_DIRECTIVE_
Exactly as given, repeat all of the entries.

_RECORDS PROVIDED_
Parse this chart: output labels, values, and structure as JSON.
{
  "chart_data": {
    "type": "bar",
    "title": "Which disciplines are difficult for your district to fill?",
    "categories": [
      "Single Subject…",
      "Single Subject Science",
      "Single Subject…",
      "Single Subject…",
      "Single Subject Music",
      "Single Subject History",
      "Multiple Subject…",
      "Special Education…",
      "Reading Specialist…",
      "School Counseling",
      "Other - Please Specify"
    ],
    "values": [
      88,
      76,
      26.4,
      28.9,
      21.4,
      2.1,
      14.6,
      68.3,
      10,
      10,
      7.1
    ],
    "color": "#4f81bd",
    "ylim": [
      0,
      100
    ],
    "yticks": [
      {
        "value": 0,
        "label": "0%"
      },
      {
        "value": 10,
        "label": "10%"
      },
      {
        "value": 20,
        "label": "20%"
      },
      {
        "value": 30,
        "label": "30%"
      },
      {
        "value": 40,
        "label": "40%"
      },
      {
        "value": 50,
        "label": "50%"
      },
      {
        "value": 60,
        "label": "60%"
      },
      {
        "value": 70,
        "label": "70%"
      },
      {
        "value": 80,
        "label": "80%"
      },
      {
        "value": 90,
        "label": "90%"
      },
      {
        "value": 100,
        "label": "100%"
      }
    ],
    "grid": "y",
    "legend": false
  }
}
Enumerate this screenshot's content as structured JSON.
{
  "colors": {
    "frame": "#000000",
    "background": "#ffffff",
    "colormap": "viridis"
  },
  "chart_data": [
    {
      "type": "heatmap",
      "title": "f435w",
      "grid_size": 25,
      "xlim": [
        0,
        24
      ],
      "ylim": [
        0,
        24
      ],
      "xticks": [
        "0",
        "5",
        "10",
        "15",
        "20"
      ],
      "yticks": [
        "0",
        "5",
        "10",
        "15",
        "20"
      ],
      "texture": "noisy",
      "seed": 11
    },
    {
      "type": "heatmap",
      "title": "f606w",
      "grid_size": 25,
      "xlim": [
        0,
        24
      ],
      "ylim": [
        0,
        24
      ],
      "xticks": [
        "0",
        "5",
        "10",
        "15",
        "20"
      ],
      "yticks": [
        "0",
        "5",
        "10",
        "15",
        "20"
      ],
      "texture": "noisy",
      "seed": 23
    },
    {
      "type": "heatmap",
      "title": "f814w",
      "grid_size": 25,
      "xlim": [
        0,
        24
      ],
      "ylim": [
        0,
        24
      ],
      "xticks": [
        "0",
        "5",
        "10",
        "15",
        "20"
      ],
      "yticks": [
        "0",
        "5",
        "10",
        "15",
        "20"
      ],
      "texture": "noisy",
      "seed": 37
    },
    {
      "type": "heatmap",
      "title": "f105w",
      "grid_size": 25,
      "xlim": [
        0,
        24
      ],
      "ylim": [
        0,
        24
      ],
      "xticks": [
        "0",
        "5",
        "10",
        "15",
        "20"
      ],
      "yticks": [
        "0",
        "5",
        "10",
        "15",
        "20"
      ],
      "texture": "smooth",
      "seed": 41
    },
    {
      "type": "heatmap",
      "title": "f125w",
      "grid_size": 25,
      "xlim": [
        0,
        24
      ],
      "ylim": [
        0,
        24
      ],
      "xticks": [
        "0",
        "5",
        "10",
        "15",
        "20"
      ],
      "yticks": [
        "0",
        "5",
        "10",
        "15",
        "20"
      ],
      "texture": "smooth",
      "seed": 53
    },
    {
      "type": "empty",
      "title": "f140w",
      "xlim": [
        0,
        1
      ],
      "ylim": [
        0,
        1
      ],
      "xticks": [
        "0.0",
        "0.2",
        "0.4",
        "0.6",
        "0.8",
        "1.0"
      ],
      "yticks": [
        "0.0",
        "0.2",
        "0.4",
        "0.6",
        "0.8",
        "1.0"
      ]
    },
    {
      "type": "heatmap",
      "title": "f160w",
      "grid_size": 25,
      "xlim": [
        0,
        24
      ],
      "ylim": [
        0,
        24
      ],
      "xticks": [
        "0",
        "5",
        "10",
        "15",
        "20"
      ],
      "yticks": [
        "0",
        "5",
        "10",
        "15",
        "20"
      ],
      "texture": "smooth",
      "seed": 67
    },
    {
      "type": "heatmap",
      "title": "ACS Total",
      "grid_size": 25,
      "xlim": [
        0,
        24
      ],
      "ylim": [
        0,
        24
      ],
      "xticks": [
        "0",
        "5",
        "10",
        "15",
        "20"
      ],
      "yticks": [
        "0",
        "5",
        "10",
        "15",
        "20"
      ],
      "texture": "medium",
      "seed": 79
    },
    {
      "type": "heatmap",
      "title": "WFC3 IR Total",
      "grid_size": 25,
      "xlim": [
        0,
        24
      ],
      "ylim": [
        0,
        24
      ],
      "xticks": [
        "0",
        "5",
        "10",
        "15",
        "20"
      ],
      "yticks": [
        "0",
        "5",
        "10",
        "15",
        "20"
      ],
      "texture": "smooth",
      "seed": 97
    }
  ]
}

_SOLUTION TO THIS TASK_
Parse this chart: output labels, values, and structure as JSON.
{
  "chart_data": {
    "type": "bar",
    "title": "Which disciplines are difficult for your district to fill?",
    "categories": [
      "Single Subject…",
      "Single Subject Science",
      "Single Subject…",
      "Single Subject…",
      "Single Subject Music",
      "Single Subject History",
      "Multiple Subject…",
      "Special Education…",
      "Reading Specialist…",
      "School Counseling",
      "Other - Please Specify"
    ],
    "values": [
      88,
      76,
      26.4,
      28.9,
      21.4,
      2.1,
      14.6,
      68.3,
      10,
      10,
      7.1
    ],
    "color": "#4f81bd",
    "ylim": [
      0,
      100
    ],
    "yticks": [
      {
        "value": 0,
        "label": "0%"
      },
      {
        "value": 10,
        "label": "10%"
      },
      {
        "value": 20,
        "label": "20%"
      },
      {
        "value": 30,
        "label": "30%"
      },
      {
        "value": 40,
        "label": "40%"
      },
      {
        "value": 50,
        "label": "50%"
      },
      {
        "value": 60,
        "label": "60%"
      },
      {
        "value": 70,
        "label": "70%"
      },
      {
        "value": 80,
        "label": "80%"
      },
      {
        "value": 90,
        "label": "90%"
      },
      {
        "value": 100,
        "label": "100%"
      }
    ],
    "grid": "y",
    "legend": false
  }
}
Enumerate this screenshot's content as structured JSON.
{
  "colors": {
    "frame": "#000000",
    "background": "#ffffff",
    "colormap": "viridis"
  },
  "chart_data": [
    {
      "type": "heatmap",
      "title": "f435w",
      "grid_size": 25,
      "xlim": [
        0,
        24
      ],
      "ylim": [
        0,
        24
      ],
      "xticks": [
        "0",
        "5",
        "10",
        "15",
        "20"
      ],
      "yticks": [
        "0",
        "5",
        "10",
        "15",
        "20"
      ],
      "texture": "noisy",
      "seed": 11
    },
    {
      "type": "heatmap",
      "title": "f606w",
      "grid_size": 25,
      "xlim": [
        0,
        24
      ],
      "ylim": [
        0,
        24
      ],
      "xticks": [
        "0",
        "5",
        "10",
        "15",
        "20"
      ],
      "yticks": [
        "0",
        "5",
        "10",
        "15",
        "20"
      ],
      "texture": "noisy",
      "seed": 23
    },
    {
      "type": "heatmap",
      "title": "f814w",
      "grid_size": 25,
      "xlim": [
        0,
        24
      ],
      "ylim": [
        0,
        24
      ],
      "xticks": [
        "0",
        "5",
        "10",
        "15",
        "20"
      ],
      "yticks": [
        "0",
        "5",
        "10",
        "15",
        "20"
      ],
      "texture": "noisy",
      "seed": 37
    },
    {
      "type": "heatmap",
      "title": "f105w",
      "grid_size": 25,
      "xlim": [
        0,
        24
      ],
      "ylim": [
        0,
        24
      ],
      "xticks": [
        "0",
        "5",
        "10",
        "15",
        "20"
      ],
      "yticks": [
        "0",
        "5",
        "10",
        "15",
        "20"
      ],
      "texture": "smooth",
      "seed": 41
    },
    {
      "type": "heatmap",
      "title": "f125w",
      "grid_size": 25,
      "xlim": [
        0,
        24
      ],
      "ylim": [
        0,
        24
      ],
      "xticks": [
        "0",
        "5",
        "10",
        "15",
        "20"
      ],
      "yticks": [
        "0",
        "5",
        "10",
        "15",
        "20"
      ],
      "texture": "smooth",
      "seed": 53
    },
    {
      "type": "empty",
      "title": "f140w",
      "xlim": [
        0,
        1
      ],
      "ylim": [
        0,
        1
      ],
      "xticks": [
        "0.0",
        "0.2",
        "0.4",
        "0.6",
        "0.8",
        "1.0"
      ],
      "yticks": [
        "0.0",
        "0.2",
        "0.4",
        "0.6",
        "0.8",
        "1.0"
      ]
    },
    {
      "type": "heatmap",
      "title": "f160w",
      "grid_size": 25,
      "xlim": [
        0,
        24
      ],
      "ylim": [
        0,
        24
      ],
      "xticks": [
        "0",
        "5",
        "10",
        "15",
        "20"
      ],
      "yticks": [
        "0",
        "5",
        "10",
        "15",
        "20"
      ],
      "texture": "smooth",
      "seed": 67
    },
    {
      "type": "heatmap",
      "title": "ACS Total",
      "grid_size": 25,
      "xlim": [
        0,
        24
      ],
      "ylim": [
        0,
        24
      ],
      "xticks": [
        "0",
        "5",
        "10",
        "15",
        "20"
      ],
      "yticks": [
        "0",
        "5",
        "10",
        "15",
        "20"
      ],
      "texture": "medium",
      "seed": 79
    },
    {
      "type": "heatmap",
      "title": "WFC3 IR Total",
      "grid_size": 25,
      "xlim": [
        0,
        24
      ],
      "ylim": [
        0,
        24
      ],
      "xticks": [
        "0",
        "5",
        "10",
        "15",
        "20"
      ],
      "yticks": [
        "0",
        "5",
        "10",
        "15",
        "20"
      ],
      "texture": "smooth",
      "seed": 97
    }
  ]
}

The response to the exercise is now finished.